- _WHAT THE TASK REQUIRES_
Go through the material and pull out every line with the string "that" in it.

- _DATA LINES_
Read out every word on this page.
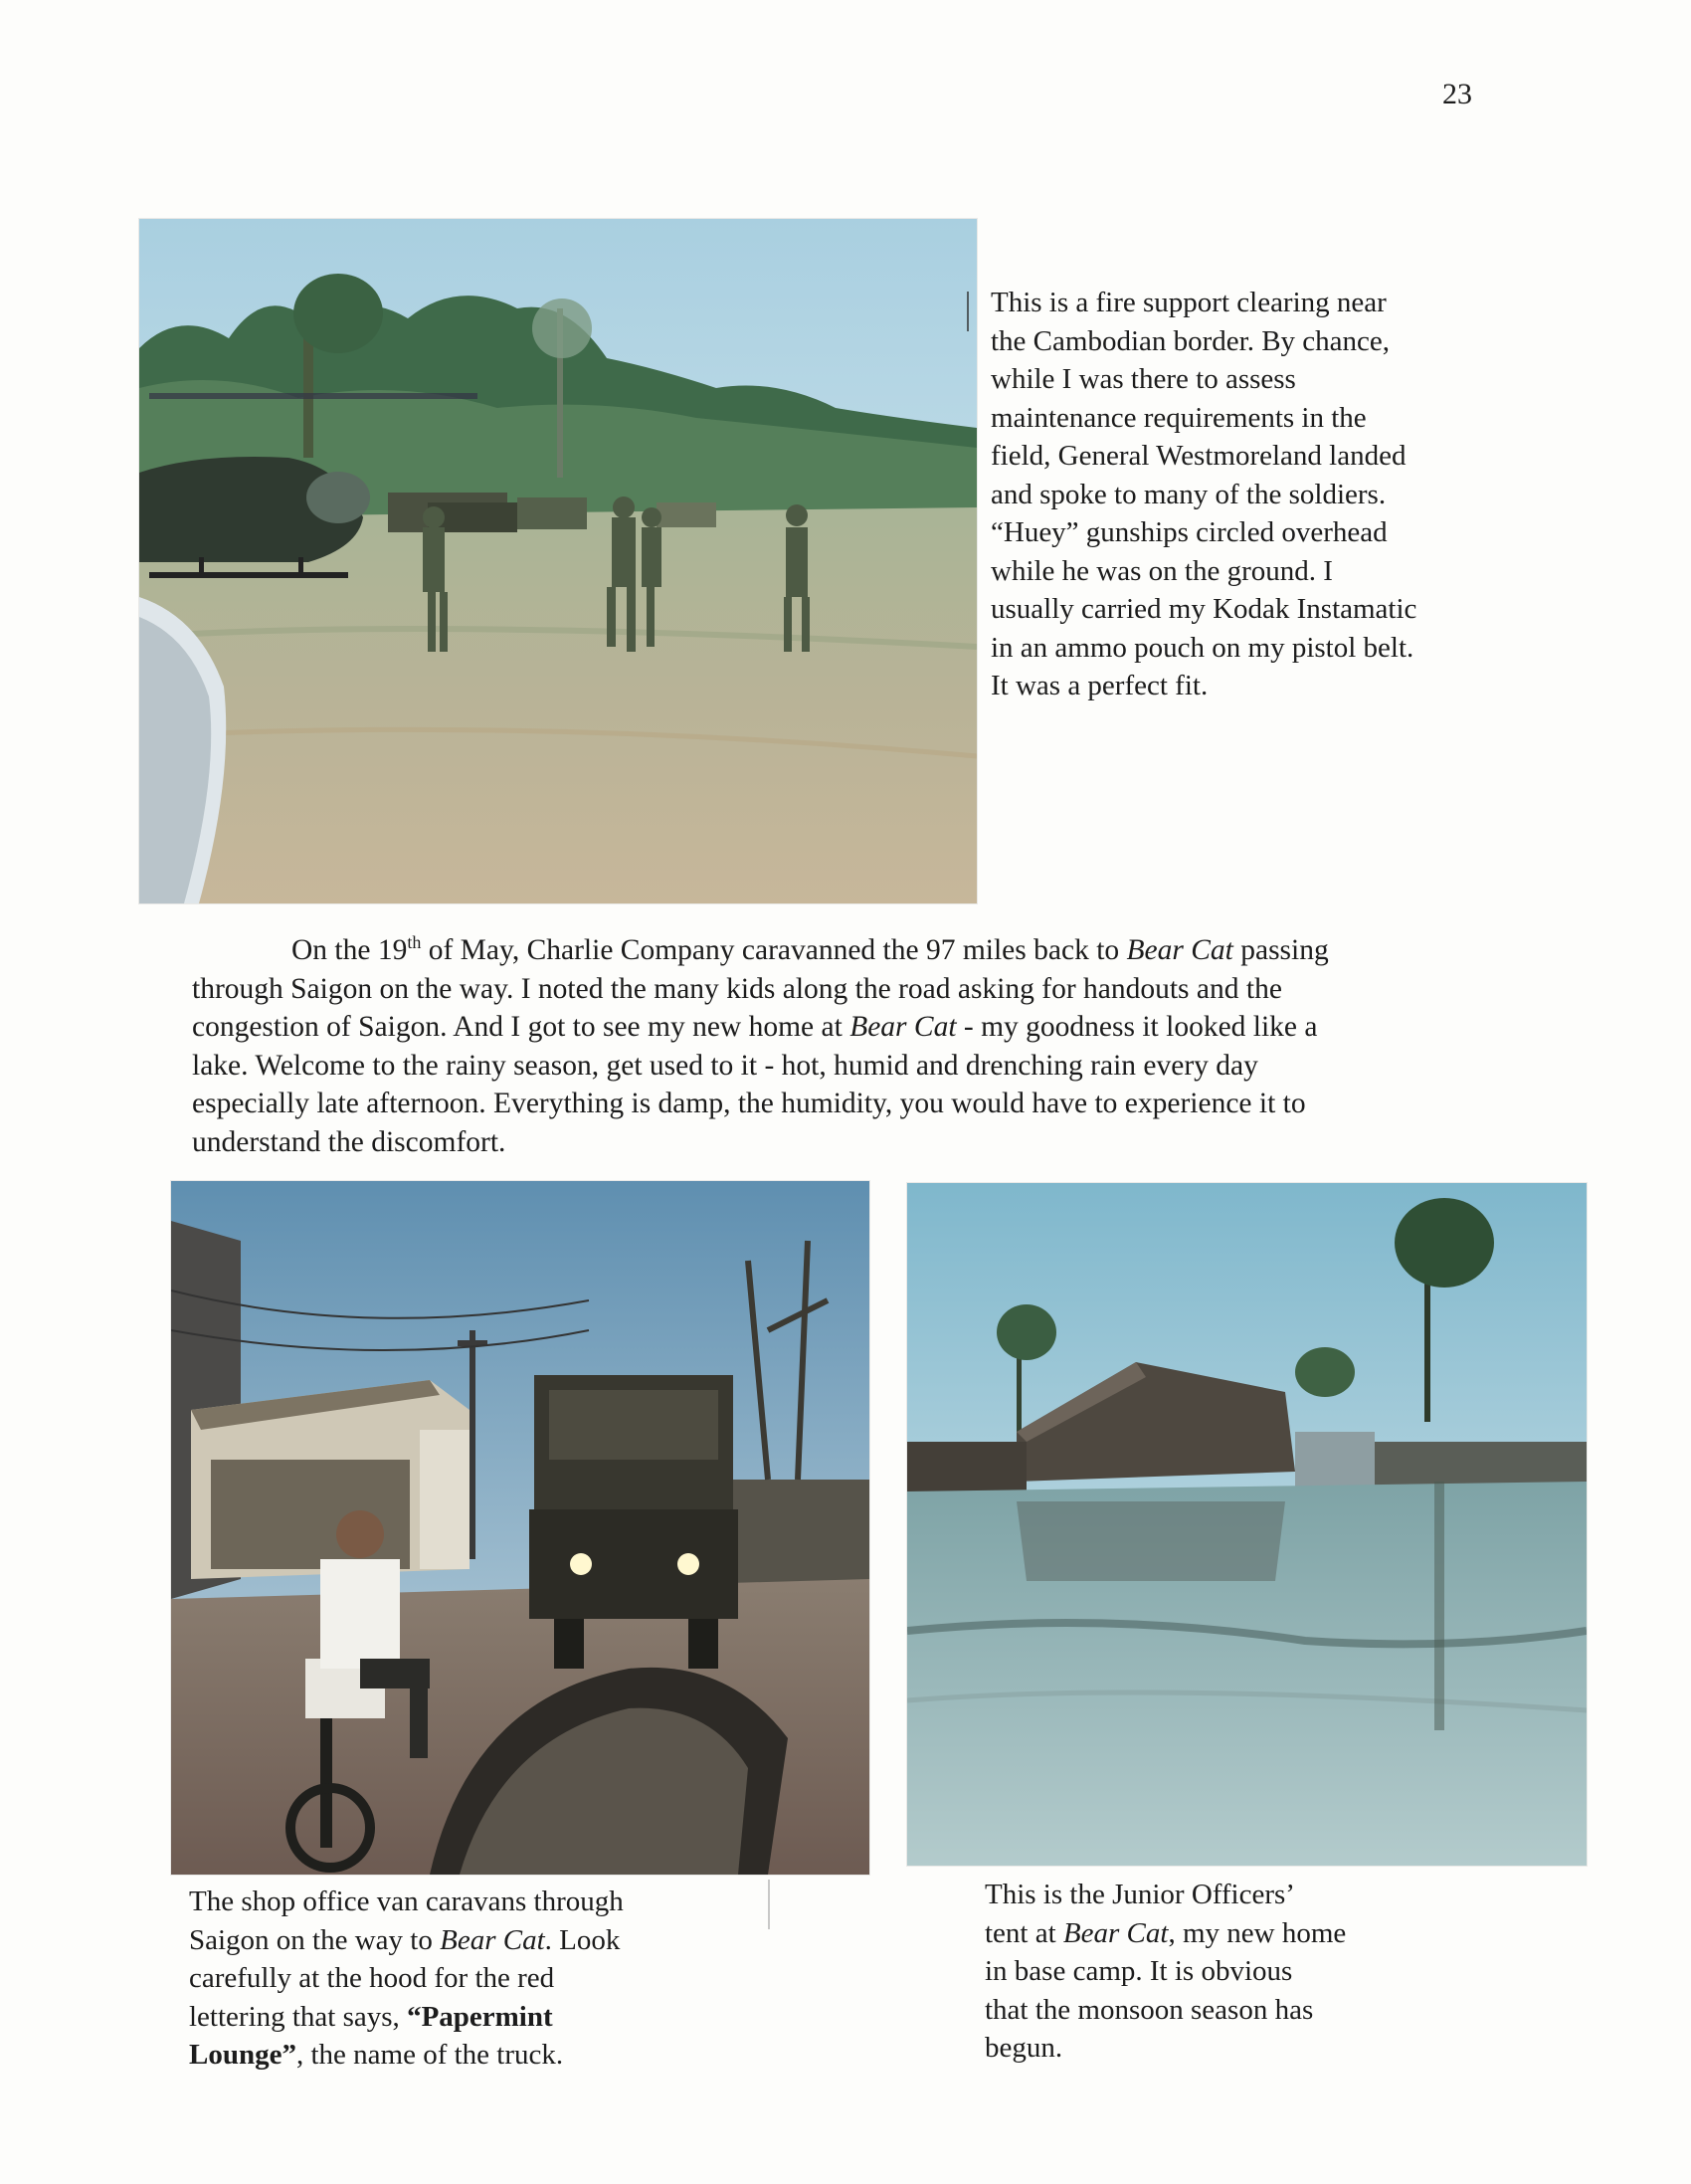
23
This is a fire support clearing near
the Cambodian border. By chance,
while I was there to assess
maintenance requirements in the
field, General Westmoreland landed
and spoke to many of the soldiers.
“Huey” gunships circled overhead
while he was on the ground. I
usually carried my Kodak Instamatic
in an ammo pouch on my pistol belt.
It was a perfect fit.
On the 19th of May, Charlie Company caravanned the 97 miles back to Bear Cat passing
through Saigon on the way. I noted the many kids along the road asking for handouts and the
congestion of Saigon. And I got to see my new home at Bear Cat - my goodness it looked like a
lake. Welcome to the rainy season, get used to it - hot, humid and drenching rain every day
especially late afternoon. Everything is damp, the humidity, you would have to experience it to
understand the discomfort.
The shop office van caravans through
Saigon on the way to Bear Cat. Look
carefully at the hood for the red
lettering that says, “Papermint
Lounge”, the name of the truck.
This is the Junior Officers’
tent at Bear Cat, my new home
in base camp. It is obvious
that the monsoon season has
begun.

- _RESULT OF THIS TASK_
lettering that says, “Papermint
that the monsoon season has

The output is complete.